## DIRECTIVE
Reproduce all of the rows below character for character, but leave out the pictures.
********************
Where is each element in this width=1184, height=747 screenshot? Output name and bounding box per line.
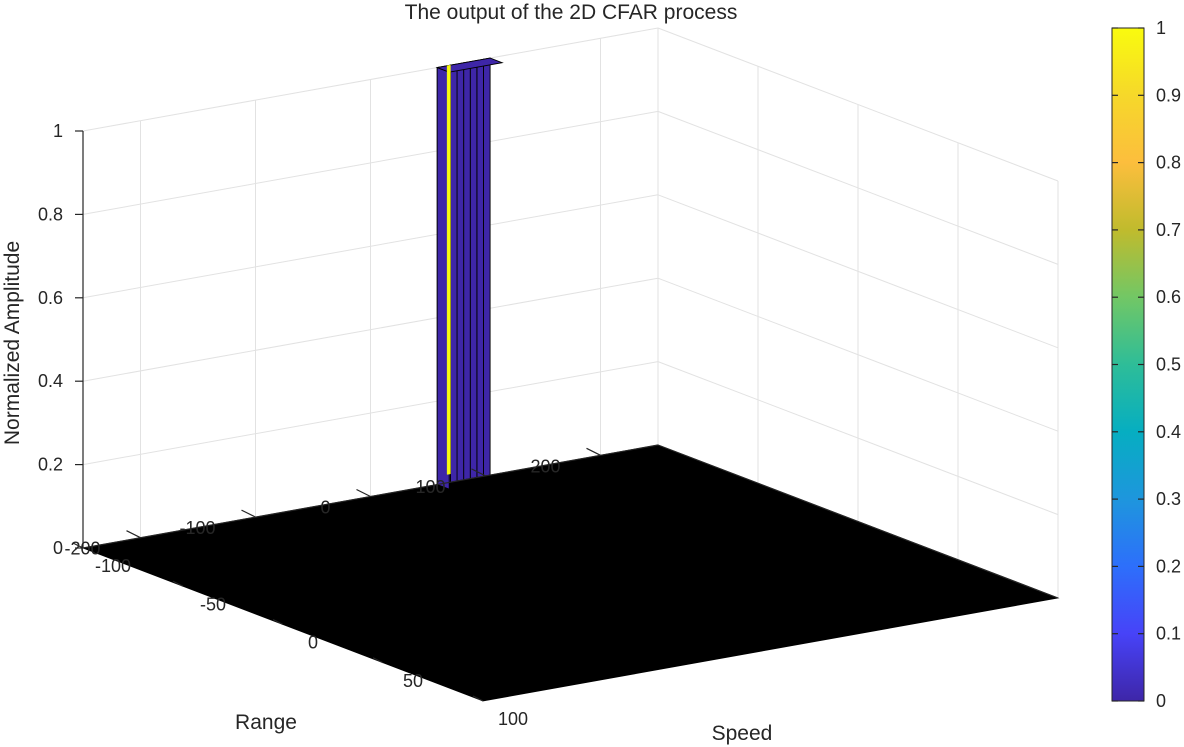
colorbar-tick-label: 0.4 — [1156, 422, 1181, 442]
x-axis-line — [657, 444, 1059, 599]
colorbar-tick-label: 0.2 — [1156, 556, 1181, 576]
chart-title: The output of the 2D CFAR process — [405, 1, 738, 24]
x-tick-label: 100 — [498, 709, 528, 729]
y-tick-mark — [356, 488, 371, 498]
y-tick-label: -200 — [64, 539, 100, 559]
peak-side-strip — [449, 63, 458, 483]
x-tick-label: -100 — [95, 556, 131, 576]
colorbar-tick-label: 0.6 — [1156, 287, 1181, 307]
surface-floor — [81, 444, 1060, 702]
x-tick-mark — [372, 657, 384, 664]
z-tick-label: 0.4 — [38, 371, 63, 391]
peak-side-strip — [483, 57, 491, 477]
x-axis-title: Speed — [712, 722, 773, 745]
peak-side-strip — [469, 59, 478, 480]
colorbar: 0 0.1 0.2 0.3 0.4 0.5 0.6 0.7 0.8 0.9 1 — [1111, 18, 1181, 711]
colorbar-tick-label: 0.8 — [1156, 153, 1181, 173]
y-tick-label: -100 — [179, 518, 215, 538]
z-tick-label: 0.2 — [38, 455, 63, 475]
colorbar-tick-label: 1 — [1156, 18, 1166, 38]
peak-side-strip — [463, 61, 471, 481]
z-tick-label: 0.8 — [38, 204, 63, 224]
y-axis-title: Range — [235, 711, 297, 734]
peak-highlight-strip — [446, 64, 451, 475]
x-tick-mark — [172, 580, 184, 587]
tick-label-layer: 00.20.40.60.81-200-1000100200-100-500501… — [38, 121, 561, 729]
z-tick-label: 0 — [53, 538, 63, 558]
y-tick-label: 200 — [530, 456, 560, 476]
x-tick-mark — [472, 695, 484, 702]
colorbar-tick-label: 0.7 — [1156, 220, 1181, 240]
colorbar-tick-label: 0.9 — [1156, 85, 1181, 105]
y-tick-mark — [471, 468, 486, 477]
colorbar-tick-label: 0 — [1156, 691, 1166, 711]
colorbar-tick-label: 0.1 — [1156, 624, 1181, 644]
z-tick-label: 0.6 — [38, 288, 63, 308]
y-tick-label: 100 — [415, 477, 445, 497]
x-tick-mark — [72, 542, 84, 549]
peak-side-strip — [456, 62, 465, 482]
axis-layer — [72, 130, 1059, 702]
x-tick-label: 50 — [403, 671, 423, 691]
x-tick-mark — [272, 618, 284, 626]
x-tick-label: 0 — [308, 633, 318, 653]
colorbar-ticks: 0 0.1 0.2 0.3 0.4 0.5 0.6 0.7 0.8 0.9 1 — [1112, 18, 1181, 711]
********************
## RESULT FOR THIS TASK
Where is each element in this width=1184, height=747 screenshot? Output name and bounding box per line.
colorbar-tick-label: 0.4 — [1156, 422, 1181, 442]
x-axis-line — [657, 444, 1059, 599]
colorbar-tick-label: 0.2 — [1156, 556, 1181, 576]
chart-title: The output of the 2D CFAR process — [405, 1, 738, 24]
x-tick-label: 100 — [498, 709, 528, 729]
y-tick-mark — [356, 488, 371, 498]
y-tick-label: -200 — [64, 539, 100, 559]
peak-side-strip — [449, 63, 458, 483]
x-tick-label: -100 — [95, 556, 131, 576]
colorbar-tick-label: 0.6 — [1156, 287, 1181, 307]
surface-floor — [81, 444, 1060, 702]
x-tick-mark — [372, 657, 384, 664]
z-tick-label: 0.4 — [38, 371, 63, 391]
peak-side-strip — [483, 57, 491, 477]
x-axis-title: Speed — [712, 722, 773, 745]
peak-side-strip — [469, 59, 478, 480]
colorbar: 0 0.1 0.2 0.3 0.4 0.5 0.6 0.7 0.8 0.9 1 — [1111, 18, 1181, 711]
colorbar-tick-label: 0.8 — [1156, 153, 1181, 173]
y-tick-label: -100 — [179, 518, 215, 538]
z-tick-label: 0.2 — [38, 455, 63, 475]
colorbar-tick-label: 1 — [1156, 18, 1166, 38]
peak-side-strip — [463, 61, 471, 481]
z-tick-label: 0.8 — [38, 204, 63, 224]
y-axis-title: Range — [235, 711, 297, 734]
peak-highlight-strip — [446, 64, 451, 475]
x-tick-mark — [172, 580, 184, 587]
tick-label-layer: 00.20.40.60.81-200-1000100200-100-500501… — [38, 121, 561, 729]
z-tick-label: 0 — [53, 538, 63, 558]
y-tick-label: 200 — [530, 456, 560, 476]
x-tick-mark — [472, 695, 484, 702]
colorbar-tick-label: 0.7 — [1156, 220, 1181, 240]
colorbar-tick-label: 0.9 — [1156, 85, 1181, 105]
y-tick-mark — [471, 468, 486, 477]
colorbar-tick-label: 0 — [1156, 691, 1166, 711]
colorbar-tick-label: 0.1 — [1156, 624, 1181, 644]
z-tick-label: 0.6 — [38, 288, 63, 308]
y-tick-label: 100 — [415, 477, 445, 497]
x-tick-mark — [72, 542, 84, 549]
peak-side-strip — [456, 62, 465, 482]
axis-layer — [72, 130, 1059, 702]
x-tick-label: 50 — [403, 671, 423, 691]
x-tick-mark — [272, 618, 284, 626]
x-tick-label: 0 — [308, 633, 318, 653]
colorbar-ticks: 0 0.1 0.2 0.3 0.4 0.5 0.6 0.7 0.8 0.9 1 — [1112, 18, 1181, 711]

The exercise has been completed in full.